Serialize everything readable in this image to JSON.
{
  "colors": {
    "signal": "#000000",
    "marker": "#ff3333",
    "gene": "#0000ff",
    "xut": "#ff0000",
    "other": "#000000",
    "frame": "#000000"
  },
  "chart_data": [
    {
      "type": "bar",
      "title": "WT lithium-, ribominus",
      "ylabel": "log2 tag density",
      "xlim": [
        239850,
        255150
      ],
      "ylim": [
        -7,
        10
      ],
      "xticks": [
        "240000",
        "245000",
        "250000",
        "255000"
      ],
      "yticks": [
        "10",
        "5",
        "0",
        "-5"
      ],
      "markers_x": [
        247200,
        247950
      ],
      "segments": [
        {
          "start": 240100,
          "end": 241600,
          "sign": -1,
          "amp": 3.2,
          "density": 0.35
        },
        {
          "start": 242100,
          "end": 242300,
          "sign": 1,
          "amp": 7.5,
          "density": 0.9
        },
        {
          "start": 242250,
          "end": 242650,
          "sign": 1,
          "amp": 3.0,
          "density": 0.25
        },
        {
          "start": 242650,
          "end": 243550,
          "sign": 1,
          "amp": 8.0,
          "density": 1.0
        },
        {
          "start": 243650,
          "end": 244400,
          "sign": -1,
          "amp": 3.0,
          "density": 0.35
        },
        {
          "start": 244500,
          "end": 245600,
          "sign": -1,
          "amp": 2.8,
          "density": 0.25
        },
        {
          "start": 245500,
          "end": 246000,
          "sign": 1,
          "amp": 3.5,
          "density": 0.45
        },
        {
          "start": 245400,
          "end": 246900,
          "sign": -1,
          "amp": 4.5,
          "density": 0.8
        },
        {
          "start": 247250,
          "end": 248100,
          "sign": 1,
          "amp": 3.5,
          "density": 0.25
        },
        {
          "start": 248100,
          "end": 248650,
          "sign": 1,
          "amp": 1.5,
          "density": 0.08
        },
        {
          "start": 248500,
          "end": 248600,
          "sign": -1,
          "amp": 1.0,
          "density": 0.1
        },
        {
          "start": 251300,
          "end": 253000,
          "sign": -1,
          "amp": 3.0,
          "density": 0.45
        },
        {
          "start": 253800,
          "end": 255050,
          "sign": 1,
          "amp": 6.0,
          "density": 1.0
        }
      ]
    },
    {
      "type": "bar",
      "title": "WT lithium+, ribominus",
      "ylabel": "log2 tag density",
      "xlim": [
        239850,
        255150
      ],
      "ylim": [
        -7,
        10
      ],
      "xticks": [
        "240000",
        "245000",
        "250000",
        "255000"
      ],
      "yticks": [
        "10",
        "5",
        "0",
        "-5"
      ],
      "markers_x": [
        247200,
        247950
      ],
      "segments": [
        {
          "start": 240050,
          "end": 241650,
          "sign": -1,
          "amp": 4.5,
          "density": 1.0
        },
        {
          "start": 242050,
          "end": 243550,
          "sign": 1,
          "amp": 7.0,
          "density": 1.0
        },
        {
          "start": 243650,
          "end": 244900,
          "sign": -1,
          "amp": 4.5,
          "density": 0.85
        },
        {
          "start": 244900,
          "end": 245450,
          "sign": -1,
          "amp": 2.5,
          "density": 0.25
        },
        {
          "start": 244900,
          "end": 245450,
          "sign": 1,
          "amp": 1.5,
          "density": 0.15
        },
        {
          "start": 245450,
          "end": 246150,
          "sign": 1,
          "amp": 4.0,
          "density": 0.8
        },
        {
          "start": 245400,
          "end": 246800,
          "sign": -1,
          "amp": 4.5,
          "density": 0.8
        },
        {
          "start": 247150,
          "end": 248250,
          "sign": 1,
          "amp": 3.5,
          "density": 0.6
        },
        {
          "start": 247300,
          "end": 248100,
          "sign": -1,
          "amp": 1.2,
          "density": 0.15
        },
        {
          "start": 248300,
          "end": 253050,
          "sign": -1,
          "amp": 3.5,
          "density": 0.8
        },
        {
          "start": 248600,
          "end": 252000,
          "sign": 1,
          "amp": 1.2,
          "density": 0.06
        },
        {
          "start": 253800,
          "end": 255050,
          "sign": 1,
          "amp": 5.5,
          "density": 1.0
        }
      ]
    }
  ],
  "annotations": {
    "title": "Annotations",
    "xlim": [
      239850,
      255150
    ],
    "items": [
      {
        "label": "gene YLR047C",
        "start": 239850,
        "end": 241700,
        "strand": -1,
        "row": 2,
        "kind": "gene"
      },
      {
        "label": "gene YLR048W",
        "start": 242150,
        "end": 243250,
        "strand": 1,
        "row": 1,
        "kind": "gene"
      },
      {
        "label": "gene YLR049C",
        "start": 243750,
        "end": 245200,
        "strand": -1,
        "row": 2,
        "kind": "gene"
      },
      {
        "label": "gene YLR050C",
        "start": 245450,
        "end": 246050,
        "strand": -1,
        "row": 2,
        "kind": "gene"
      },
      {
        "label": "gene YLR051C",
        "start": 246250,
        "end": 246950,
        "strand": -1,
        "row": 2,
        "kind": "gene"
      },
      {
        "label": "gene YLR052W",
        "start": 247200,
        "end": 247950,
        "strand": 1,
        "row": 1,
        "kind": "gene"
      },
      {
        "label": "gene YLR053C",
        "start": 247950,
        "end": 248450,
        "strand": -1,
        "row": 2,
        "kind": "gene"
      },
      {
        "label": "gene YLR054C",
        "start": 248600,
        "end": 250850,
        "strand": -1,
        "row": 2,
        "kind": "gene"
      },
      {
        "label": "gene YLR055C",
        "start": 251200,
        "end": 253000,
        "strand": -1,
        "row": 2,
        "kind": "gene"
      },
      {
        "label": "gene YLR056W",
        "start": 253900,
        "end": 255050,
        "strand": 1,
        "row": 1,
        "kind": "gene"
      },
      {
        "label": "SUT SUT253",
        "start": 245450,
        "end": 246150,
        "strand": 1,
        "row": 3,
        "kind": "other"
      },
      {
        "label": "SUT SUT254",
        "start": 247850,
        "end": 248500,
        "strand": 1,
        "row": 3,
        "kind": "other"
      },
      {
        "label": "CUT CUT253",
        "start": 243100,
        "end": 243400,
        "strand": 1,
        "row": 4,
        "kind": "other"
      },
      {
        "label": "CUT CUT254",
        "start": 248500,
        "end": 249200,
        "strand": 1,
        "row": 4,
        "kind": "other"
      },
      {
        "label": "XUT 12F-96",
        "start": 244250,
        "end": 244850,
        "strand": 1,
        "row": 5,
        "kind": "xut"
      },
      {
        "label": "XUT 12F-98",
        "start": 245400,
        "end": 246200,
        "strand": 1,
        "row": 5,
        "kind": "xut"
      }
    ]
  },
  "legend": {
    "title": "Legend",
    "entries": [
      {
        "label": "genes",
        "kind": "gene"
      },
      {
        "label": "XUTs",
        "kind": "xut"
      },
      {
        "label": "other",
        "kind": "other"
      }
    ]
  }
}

########

### Exercise brief
Within the entries above, how many lines contain the word "title"? State the number only.

### Completed exercise
4